## Your task
Give back the whole listing exactly as shown.

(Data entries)
□ □ □ □ □
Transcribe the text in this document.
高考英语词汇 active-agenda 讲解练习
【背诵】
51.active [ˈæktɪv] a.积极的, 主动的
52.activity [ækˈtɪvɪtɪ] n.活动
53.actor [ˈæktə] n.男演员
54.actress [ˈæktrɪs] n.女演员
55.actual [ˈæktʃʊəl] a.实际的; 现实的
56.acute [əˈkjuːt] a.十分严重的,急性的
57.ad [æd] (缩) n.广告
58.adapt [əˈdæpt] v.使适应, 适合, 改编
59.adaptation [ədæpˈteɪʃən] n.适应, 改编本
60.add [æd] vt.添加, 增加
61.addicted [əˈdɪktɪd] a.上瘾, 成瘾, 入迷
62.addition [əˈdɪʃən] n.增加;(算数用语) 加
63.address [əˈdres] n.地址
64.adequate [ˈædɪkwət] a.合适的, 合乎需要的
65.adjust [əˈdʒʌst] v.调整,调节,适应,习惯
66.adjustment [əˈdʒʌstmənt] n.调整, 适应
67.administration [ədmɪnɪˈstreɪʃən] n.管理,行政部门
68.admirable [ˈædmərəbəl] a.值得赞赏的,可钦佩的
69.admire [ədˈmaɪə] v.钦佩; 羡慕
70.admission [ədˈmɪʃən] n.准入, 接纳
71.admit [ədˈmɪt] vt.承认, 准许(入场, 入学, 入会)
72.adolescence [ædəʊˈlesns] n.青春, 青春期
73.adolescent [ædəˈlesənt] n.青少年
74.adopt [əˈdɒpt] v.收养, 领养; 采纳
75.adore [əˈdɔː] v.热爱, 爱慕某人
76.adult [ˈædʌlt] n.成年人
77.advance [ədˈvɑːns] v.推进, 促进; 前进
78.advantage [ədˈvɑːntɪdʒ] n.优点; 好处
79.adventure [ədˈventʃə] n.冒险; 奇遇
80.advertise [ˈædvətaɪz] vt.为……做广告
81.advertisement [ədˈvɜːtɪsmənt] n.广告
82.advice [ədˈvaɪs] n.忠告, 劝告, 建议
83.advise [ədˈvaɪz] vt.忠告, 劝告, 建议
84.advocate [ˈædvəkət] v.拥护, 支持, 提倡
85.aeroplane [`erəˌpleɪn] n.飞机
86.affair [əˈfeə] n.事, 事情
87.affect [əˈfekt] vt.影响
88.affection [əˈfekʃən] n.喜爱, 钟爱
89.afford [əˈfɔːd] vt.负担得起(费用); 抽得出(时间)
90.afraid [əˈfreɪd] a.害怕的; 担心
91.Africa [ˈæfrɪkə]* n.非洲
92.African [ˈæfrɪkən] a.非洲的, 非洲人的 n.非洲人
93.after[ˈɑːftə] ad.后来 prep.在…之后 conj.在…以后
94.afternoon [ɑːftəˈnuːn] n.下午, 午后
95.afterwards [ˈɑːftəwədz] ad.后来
□ □ □ □ □
## Written answer
Transcribe the text in this document.
高考英语词汇 active-agenda 讲解练习
【背诵】
51.active [ˈæktɪv] a.积极的, 主动的
52.activity [ækˈtɪvɪtɪ] n.活动
53.actor [ˈæktə] n.男演员
54.actress [ˈæktrɪs] n.女演员
55.actual [ˈæktʃʊəl] a.实际的; 现实的
56.acute [əˈkjuːt] a.十分严重的,急性的
57.ad [æd] (缩) n.广告
58.adapt [əˈdæpt] v.使适应, 适合, 改编
59.adaptation [ədæpˈteɪʃən] n.适应, 改编本
60.add [æd] vt.添加, 增加
61.addicted [əˈdɪktɪd] a.上瘾, 成瘾, 入迷
62.addition [əˈdɪʃən] n.增加;(算数用语) 加
63.address [əˈdres] n.地址
64.adequate [ˈædɪkwət] a.合适的, 合乎需要的
65.adjust [əˈdʒʌst] v.调整,调节,适应,习惯
66.adjustment [əˈdʒʌstmənt] n.调整, 适应
67.administration [ədmɪnɪˈstreɪʃən] n.管理,行政部门
68.admirable [ˈædmərəbəl] a.值得赞赏的,可钦佩的
69.admire [ədˈmaɪə] v.钦佩; 羡慕
70.admission [ədˈmɪʃən] n.准入, 接纳
71.admit [ədˈmɪt] vt.承认, 准许(入场, 入学, 入会)
72.adolescence [ædəʊˈlesns] n.青春, 青春期
73.adolescent [ædəˈlesənt] n.青少年
74.adopt [əˈdɒpt] v.收养, 领养; 采纳
75.adore [əˈdɔː] v.热爱, 爱慕某人
76.adult [ˈædʌlt] n.成年人
77.advance [ədˈvɑːns] v.推进, 促进; 前进
78.advantage [ədˈvɑːntɪdʒ] n.优点; 好处
79.adventure [ədˈventʃə] n.冒险; 奇遇
80.advertise [ˈædvətaɪz] vt.为……做广告
81.advertisement [ədˈvɜːtɪsmənt] n.广告
82.advice [ədˈvaɪs] n.忠告, 劝告, 建议
83.advise [ədˈvaɪz] vt.忠告, 劝告, 建议
84.advocate [ˈædvəkət] v.拥护, 支持, 提倡
85.aeroplane [`erəˌpleɪn] n.飞机
86.affair [əˈfeə] n.事, 事情
87.affect [əˈfekt] vt.影响
88.affection [əˈfekʃən] n.喜爱, 钟爱
89.afford [əˈfɔːd] vt.负担得起(费用); 抽得出(时间)
90.afraid [əˈfreɪd] a.害怕的; 担心
91.Africa [ˈæfrɪkə]* n.非洲
92.African [ˈæfrɪkən] a.非洲的, 非洲人的 n.非洲人
93.after[ˈɑːftə] ad.后来 prep.在…之后 conj.在…以后
94.afternoon [ɑːftəˈnuːn] n.下午, 午后
95.afterwards [ˈɑːftəwədz] ad.后来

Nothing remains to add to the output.